Extracted records:
:::
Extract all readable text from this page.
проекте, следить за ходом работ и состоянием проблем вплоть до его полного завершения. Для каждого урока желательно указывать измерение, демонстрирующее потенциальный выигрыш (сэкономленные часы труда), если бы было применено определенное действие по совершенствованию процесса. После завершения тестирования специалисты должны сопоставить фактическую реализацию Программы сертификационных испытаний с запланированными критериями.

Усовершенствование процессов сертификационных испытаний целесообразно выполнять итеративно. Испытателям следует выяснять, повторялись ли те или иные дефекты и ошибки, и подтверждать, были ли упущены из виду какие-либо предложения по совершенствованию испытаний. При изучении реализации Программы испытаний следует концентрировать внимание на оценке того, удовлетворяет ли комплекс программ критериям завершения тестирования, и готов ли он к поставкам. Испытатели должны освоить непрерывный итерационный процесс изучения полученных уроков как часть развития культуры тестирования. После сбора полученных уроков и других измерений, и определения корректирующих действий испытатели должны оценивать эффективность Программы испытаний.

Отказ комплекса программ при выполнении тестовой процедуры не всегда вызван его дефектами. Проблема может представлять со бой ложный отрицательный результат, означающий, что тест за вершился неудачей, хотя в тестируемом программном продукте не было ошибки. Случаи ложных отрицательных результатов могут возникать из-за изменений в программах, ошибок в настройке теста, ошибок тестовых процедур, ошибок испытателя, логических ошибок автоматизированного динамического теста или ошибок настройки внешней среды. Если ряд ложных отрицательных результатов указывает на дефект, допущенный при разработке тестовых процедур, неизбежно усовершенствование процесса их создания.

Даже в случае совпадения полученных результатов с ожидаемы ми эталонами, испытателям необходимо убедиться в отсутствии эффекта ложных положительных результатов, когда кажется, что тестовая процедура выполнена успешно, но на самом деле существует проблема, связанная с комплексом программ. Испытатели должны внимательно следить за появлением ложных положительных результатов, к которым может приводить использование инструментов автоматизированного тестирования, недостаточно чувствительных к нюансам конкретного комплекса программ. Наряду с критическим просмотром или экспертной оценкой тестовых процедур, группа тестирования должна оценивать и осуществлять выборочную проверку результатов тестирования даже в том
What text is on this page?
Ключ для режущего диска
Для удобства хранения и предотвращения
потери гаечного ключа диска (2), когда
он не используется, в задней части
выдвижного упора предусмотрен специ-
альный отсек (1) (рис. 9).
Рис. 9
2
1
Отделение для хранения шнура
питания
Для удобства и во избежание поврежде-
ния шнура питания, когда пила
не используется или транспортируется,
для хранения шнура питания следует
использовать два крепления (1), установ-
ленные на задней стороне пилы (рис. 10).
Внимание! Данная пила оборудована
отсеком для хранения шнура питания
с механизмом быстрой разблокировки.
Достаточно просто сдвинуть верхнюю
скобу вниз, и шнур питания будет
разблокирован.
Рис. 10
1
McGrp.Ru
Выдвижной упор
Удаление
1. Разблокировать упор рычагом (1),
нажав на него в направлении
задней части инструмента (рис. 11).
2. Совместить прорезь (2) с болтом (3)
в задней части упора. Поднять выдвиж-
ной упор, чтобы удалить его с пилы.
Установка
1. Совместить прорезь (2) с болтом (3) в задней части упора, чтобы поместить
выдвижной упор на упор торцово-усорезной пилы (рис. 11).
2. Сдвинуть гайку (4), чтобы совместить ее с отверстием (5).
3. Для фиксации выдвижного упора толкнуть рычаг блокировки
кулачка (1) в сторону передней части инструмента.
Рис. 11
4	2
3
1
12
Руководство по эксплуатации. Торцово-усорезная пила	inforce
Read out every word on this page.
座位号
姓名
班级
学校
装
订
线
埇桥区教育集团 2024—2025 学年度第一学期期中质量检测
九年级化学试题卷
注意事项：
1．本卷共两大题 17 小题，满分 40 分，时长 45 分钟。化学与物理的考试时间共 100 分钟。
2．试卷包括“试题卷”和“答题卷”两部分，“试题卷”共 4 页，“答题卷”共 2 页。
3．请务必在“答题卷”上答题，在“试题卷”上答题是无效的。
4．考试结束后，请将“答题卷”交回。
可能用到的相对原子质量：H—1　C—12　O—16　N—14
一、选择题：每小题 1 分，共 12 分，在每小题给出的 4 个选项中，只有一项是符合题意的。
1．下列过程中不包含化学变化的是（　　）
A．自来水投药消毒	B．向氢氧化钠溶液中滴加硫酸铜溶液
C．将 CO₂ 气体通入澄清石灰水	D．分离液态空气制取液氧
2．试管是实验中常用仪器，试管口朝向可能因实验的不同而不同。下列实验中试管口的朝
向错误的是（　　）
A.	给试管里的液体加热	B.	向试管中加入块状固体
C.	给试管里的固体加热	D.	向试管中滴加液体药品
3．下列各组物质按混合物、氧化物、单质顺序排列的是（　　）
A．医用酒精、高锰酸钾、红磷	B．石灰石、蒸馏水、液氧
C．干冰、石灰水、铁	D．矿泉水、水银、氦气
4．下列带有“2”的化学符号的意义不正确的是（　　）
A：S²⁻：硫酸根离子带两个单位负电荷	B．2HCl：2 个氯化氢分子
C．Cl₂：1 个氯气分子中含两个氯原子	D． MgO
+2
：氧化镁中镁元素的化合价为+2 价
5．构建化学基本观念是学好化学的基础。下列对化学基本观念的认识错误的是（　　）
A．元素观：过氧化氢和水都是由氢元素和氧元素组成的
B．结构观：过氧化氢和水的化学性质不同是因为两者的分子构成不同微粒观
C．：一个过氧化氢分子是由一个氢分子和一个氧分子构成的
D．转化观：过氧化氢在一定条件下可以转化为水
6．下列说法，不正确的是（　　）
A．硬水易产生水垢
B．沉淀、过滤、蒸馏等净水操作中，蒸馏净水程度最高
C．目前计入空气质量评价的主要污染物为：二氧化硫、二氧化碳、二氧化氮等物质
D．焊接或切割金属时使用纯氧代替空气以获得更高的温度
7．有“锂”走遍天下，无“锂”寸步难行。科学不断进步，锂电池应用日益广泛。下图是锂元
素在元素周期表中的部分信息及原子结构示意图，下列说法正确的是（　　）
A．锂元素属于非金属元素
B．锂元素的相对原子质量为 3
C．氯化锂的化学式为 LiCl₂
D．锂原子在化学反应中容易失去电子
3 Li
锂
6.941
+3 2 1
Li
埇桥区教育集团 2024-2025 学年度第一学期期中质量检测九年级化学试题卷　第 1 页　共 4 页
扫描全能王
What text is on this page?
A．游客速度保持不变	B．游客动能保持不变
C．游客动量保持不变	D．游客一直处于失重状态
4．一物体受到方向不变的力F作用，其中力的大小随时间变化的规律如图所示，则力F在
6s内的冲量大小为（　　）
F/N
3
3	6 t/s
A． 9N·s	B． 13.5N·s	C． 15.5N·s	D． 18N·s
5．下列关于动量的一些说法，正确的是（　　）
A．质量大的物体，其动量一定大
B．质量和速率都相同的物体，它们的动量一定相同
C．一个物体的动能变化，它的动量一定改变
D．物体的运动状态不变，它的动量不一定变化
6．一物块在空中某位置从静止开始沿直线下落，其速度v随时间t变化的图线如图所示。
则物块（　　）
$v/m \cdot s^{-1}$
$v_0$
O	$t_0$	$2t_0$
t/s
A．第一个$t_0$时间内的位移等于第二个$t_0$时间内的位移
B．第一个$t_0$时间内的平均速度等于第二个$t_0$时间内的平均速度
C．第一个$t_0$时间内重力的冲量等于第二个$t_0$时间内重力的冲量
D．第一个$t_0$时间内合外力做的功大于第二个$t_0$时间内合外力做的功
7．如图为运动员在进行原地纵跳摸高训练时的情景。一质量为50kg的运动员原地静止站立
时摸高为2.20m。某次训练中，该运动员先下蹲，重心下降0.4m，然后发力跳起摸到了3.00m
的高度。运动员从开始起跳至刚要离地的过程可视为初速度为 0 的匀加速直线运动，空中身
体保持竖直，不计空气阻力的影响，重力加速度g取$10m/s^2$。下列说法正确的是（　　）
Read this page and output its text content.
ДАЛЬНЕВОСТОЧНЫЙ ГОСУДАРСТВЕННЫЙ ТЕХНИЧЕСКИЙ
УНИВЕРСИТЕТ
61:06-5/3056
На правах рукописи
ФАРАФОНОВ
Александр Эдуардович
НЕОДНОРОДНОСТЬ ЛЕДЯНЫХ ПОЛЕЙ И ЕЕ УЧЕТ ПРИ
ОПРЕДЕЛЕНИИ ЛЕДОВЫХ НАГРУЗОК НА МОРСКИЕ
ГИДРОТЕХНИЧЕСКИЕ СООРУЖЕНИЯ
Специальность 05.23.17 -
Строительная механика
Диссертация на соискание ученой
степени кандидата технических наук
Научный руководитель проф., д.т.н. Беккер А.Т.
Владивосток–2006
:::
# WHAT NEEDS TO BE DONE
Starting from the line with "Read this page and output its text content." and ending with the final line of the data, quote every line exactly, both ends included.

# WRITTEN RESPONSE
Read this page and output its text content.
ДАЛЬНЕВОСТОЧНЫЙ ГОСУДАРСТВЕННЫЙ ТЕХНИЧЕСКИЙ
УНИВЕРСИТЕТ
61:06-5/3056
На правах рукописи
ФАРАФОНОВ
Александр Эдуардович
НЕОДНОРОДНОСТЬ ЛЕДЯНЫХ ПОЛЕЙ И ЕЕ УЧЕТ ПРИ
ОПРЕДЕЛЕНИИ ЛЕДОВЫХ НАГРУЗОК НА МОРСКИЕ
ГИДРОТЕХНИЧЕСКИЕ СООРУЖЕНИЯ
Специальность 05.23.17 -
Строительная механика
Диссертация на соискание ученой
степени кандидата технических наук
Научный руководитель проф., д.т.н. Беккер А.Т.
Владивосток–2006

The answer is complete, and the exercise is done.